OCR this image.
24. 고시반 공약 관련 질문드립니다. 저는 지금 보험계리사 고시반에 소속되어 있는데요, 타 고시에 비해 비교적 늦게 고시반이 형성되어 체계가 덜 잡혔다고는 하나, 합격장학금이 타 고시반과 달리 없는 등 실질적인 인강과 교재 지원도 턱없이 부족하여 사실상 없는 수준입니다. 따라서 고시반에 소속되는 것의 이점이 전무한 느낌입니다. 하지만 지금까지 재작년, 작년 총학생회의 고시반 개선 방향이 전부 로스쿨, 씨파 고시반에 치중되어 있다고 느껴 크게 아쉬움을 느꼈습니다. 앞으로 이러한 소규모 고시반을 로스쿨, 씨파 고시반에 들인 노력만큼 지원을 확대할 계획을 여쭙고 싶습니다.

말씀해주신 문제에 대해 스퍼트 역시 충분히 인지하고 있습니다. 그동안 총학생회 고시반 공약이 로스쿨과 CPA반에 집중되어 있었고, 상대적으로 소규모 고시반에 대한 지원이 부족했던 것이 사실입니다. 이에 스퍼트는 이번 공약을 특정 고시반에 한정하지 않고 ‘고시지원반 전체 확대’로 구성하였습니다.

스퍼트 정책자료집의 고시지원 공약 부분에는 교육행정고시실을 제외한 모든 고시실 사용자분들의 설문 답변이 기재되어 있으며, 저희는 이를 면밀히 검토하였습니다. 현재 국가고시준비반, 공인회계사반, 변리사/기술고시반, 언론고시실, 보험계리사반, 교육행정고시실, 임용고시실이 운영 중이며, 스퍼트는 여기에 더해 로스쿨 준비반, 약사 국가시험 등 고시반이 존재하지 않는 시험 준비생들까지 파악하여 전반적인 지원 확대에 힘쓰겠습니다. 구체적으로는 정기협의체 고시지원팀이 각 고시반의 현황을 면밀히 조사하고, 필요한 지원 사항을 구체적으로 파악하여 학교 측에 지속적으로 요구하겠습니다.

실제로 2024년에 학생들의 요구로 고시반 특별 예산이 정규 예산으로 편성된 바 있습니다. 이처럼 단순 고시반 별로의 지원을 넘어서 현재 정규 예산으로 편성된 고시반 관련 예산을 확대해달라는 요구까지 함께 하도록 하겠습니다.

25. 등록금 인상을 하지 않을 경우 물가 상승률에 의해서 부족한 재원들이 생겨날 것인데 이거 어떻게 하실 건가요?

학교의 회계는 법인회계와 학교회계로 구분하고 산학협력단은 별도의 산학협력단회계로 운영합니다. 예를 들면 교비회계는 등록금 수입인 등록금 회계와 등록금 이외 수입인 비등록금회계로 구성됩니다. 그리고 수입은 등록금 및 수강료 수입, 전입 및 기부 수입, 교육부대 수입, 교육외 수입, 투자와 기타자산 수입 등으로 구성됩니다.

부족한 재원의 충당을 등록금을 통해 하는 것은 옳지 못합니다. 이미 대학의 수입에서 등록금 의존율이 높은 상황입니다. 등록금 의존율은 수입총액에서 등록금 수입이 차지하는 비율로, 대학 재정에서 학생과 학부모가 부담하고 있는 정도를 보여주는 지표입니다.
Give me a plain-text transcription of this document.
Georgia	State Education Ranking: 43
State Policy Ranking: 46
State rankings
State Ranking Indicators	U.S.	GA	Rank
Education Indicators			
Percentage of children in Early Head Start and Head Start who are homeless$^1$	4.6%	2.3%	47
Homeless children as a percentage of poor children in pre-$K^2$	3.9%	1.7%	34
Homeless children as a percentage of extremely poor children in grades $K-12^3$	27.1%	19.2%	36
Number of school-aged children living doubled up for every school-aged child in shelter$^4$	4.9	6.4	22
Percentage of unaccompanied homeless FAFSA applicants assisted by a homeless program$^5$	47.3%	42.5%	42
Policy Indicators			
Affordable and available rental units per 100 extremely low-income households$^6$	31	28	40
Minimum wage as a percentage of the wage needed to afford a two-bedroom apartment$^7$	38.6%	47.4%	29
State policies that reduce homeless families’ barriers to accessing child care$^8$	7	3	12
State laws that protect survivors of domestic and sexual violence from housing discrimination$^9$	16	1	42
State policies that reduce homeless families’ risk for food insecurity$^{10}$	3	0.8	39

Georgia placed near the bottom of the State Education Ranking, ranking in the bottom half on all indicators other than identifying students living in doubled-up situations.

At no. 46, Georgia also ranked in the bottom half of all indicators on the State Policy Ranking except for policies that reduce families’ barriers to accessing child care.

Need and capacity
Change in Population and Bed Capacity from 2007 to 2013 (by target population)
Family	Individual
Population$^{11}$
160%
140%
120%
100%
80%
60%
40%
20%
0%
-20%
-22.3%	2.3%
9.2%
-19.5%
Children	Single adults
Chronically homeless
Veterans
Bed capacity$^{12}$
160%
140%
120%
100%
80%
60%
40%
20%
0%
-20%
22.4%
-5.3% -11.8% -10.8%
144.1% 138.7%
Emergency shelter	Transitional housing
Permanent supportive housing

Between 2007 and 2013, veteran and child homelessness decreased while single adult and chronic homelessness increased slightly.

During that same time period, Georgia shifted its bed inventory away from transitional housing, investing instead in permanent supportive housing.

### Problem details:
From the data above, copy each line where the string "Population" appears.

### Solution for this task:
Change in Population and Bed Capacity from 2007 to 2013 (by target population)
Population$^{11}$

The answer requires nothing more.